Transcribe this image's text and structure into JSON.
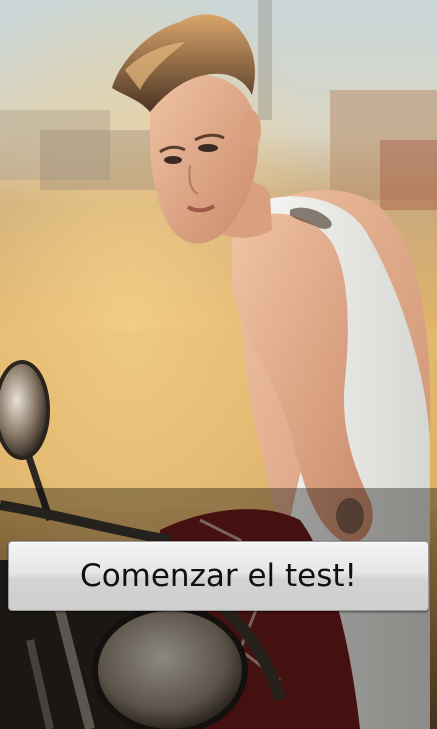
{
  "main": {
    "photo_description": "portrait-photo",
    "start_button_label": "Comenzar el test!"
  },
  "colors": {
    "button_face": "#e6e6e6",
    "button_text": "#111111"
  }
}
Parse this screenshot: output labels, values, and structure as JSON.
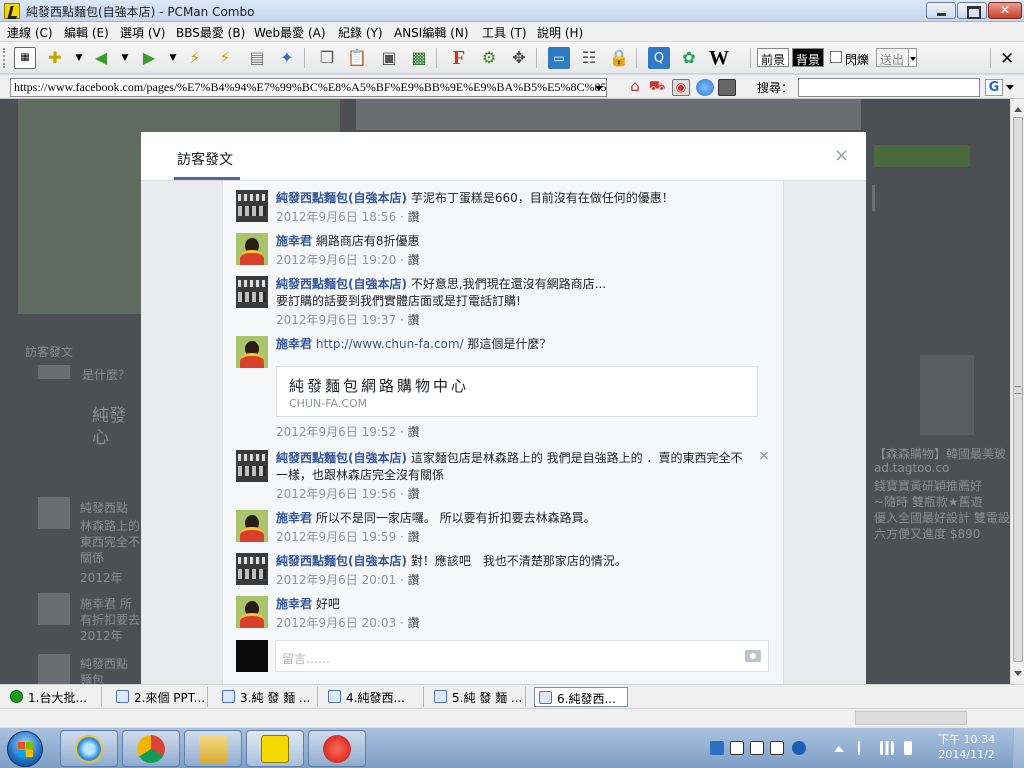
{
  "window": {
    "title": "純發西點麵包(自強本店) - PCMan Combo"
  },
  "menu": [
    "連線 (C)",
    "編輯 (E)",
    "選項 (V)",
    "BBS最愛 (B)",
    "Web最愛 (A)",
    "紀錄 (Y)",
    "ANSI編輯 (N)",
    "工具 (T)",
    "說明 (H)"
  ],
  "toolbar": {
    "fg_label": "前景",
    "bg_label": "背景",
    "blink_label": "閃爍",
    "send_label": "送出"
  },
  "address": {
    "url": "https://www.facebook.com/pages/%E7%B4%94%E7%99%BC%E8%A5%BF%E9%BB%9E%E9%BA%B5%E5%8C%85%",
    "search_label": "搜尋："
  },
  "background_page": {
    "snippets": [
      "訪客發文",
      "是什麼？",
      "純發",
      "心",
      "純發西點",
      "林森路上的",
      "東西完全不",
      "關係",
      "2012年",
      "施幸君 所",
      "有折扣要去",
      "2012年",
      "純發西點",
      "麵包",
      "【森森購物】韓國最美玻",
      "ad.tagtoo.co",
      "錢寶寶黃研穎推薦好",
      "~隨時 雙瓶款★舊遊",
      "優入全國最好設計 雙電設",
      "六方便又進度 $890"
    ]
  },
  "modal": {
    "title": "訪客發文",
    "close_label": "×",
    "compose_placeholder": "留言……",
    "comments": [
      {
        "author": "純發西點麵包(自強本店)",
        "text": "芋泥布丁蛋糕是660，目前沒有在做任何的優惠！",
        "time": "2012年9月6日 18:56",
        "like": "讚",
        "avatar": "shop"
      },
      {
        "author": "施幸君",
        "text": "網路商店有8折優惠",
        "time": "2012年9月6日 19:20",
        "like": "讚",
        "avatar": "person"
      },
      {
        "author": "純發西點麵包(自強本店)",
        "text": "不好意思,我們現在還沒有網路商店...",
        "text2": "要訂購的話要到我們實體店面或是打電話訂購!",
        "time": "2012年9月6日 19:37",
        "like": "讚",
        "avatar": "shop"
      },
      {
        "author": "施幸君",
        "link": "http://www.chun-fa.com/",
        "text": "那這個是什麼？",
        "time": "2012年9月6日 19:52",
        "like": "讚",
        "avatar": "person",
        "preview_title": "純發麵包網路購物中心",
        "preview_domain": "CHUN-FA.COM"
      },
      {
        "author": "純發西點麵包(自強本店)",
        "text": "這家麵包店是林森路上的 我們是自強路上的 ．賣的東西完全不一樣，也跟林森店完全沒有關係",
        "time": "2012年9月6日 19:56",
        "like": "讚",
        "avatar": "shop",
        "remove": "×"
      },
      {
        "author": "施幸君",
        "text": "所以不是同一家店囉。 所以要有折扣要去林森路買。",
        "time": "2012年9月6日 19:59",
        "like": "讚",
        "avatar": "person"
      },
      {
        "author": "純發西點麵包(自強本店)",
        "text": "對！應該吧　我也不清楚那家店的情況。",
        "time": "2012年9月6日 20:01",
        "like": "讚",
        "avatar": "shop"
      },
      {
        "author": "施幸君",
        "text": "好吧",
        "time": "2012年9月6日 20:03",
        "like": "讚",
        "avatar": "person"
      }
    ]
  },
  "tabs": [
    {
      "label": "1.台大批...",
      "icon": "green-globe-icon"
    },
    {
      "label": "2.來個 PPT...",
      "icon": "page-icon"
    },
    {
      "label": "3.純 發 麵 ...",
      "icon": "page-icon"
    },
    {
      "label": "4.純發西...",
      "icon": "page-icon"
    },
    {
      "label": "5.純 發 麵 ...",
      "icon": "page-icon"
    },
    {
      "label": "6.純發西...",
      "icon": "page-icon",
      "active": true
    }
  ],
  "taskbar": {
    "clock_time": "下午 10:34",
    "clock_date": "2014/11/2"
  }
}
==
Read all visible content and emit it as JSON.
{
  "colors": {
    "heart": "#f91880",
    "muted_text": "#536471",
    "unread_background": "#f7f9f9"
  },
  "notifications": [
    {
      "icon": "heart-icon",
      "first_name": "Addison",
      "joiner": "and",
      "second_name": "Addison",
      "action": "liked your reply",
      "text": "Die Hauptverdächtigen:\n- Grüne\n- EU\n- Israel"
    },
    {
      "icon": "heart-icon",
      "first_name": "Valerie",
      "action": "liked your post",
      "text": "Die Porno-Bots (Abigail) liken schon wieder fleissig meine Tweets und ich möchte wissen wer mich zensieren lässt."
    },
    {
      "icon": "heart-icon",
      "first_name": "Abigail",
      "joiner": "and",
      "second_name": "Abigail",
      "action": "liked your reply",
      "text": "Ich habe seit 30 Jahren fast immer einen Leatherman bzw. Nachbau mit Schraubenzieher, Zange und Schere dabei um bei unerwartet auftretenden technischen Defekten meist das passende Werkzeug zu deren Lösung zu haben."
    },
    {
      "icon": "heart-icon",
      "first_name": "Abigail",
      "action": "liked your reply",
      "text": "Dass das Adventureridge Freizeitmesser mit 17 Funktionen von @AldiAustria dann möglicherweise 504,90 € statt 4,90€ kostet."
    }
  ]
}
...
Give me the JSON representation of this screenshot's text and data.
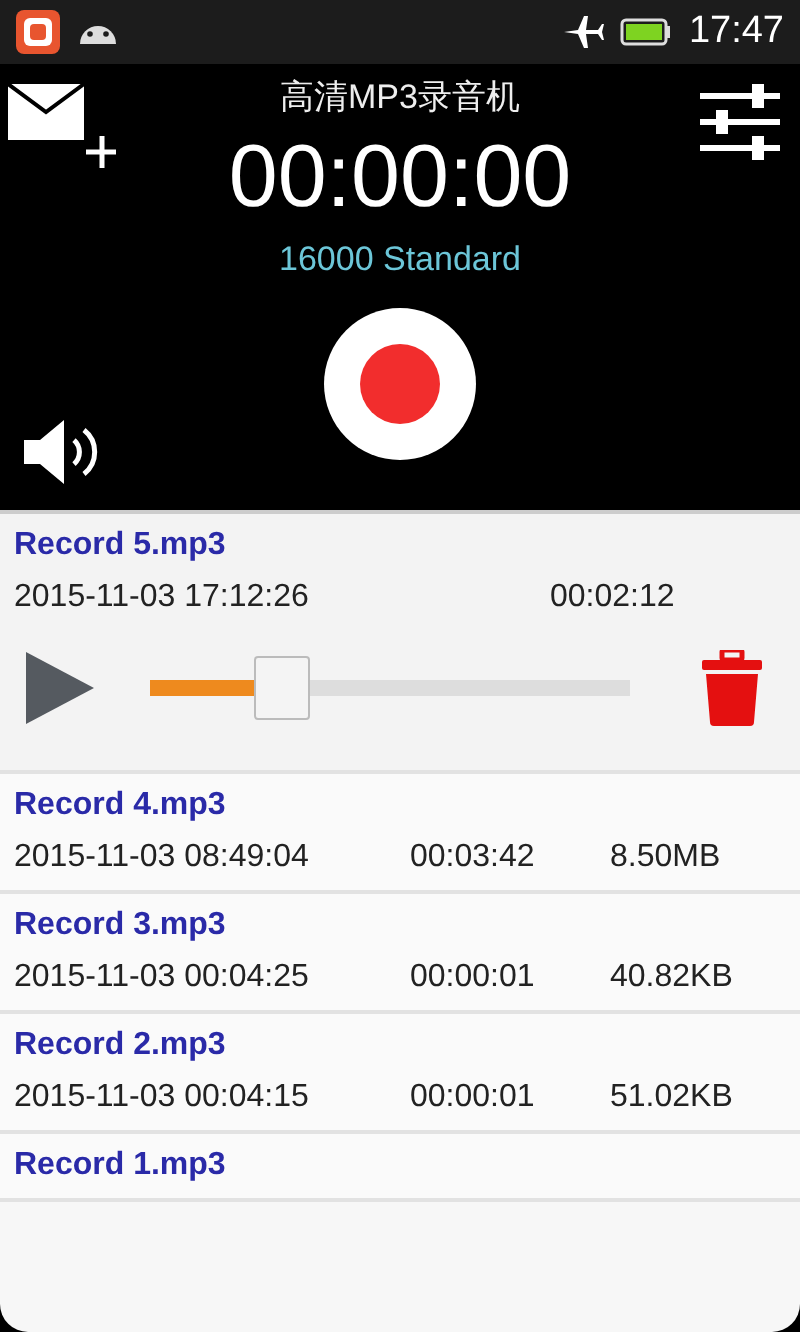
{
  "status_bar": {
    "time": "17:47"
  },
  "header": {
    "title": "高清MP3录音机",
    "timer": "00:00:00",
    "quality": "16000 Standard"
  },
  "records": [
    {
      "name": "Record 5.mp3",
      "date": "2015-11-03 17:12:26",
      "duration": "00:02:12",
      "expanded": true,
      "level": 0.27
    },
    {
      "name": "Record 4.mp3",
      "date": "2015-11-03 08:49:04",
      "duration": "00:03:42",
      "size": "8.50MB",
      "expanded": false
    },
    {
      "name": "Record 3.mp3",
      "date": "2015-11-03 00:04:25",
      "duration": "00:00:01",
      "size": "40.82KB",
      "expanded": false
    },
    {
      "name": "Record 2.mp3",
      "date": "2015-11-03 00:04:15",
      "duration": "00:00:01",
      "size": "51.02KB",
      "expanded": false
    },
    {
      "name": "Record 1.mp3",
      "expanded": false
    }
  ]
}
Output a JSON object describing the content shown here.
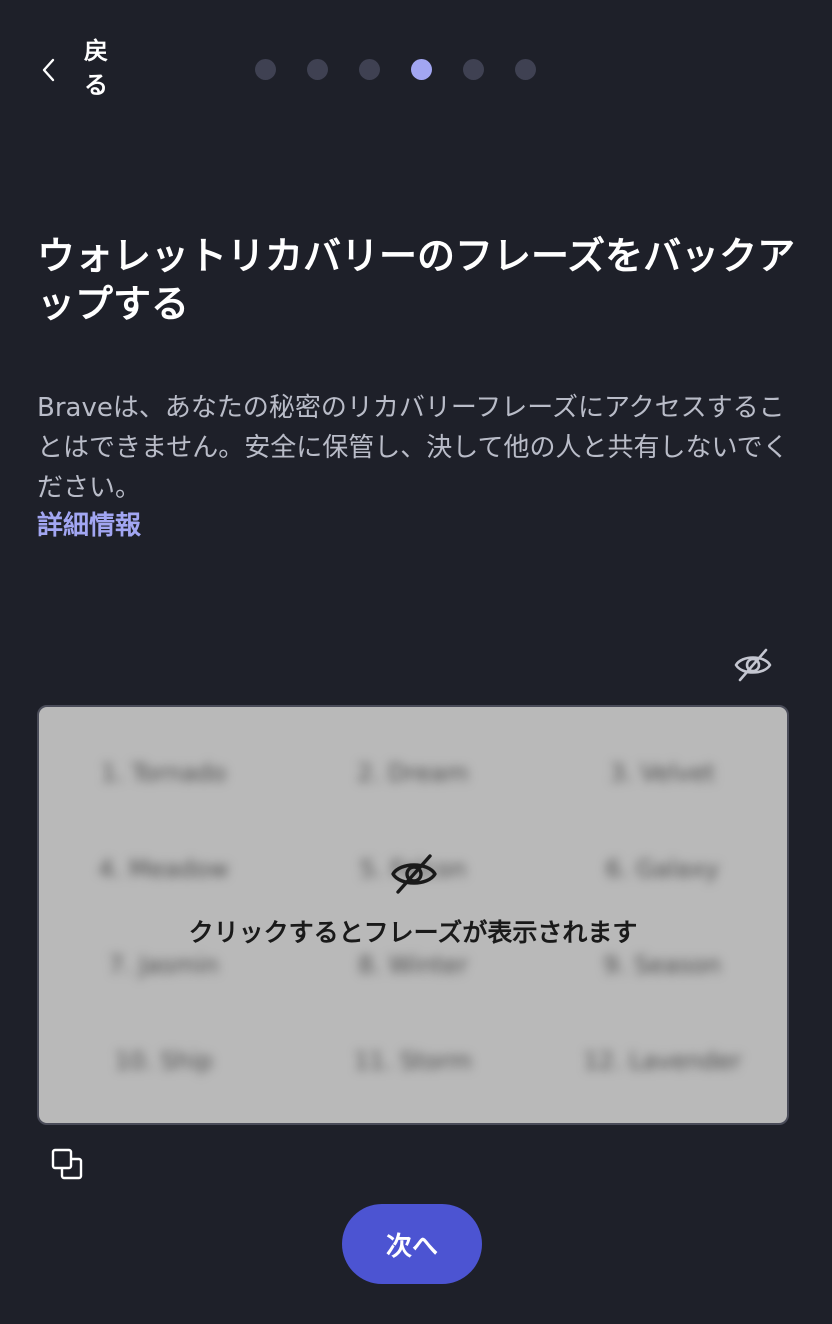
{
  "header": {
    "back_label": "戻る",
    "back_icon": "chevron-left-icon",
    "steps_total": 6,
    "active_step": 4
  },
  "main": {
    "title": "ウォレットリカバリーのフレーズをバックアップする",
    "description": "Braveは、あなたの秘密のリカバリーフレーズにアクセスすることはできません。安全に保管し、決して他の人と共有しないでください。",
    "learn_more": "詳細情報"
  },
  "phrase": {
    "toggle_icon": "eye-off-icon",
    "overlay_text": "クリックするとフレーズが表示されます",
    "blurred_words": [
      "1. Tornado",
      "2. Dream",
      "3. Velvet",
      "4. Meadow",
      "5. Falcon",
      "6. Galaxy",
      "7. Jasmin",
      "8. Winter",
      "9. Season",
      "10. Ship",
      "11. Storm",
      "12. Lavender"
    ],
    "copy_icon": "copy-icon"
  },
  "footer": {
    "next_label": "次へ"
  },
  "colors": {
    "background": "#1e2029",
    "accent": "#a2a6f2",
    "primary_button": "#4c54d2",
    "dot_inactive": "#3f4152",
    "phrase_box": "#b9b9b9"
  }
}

EXERCISE PROMPT | List each line holding the string "screenshot".

RESPONSE BELOW |
Parse this screenshot: output labels, values, and structure as JSON.
Give me the JSON representation of this screenshot's text and data.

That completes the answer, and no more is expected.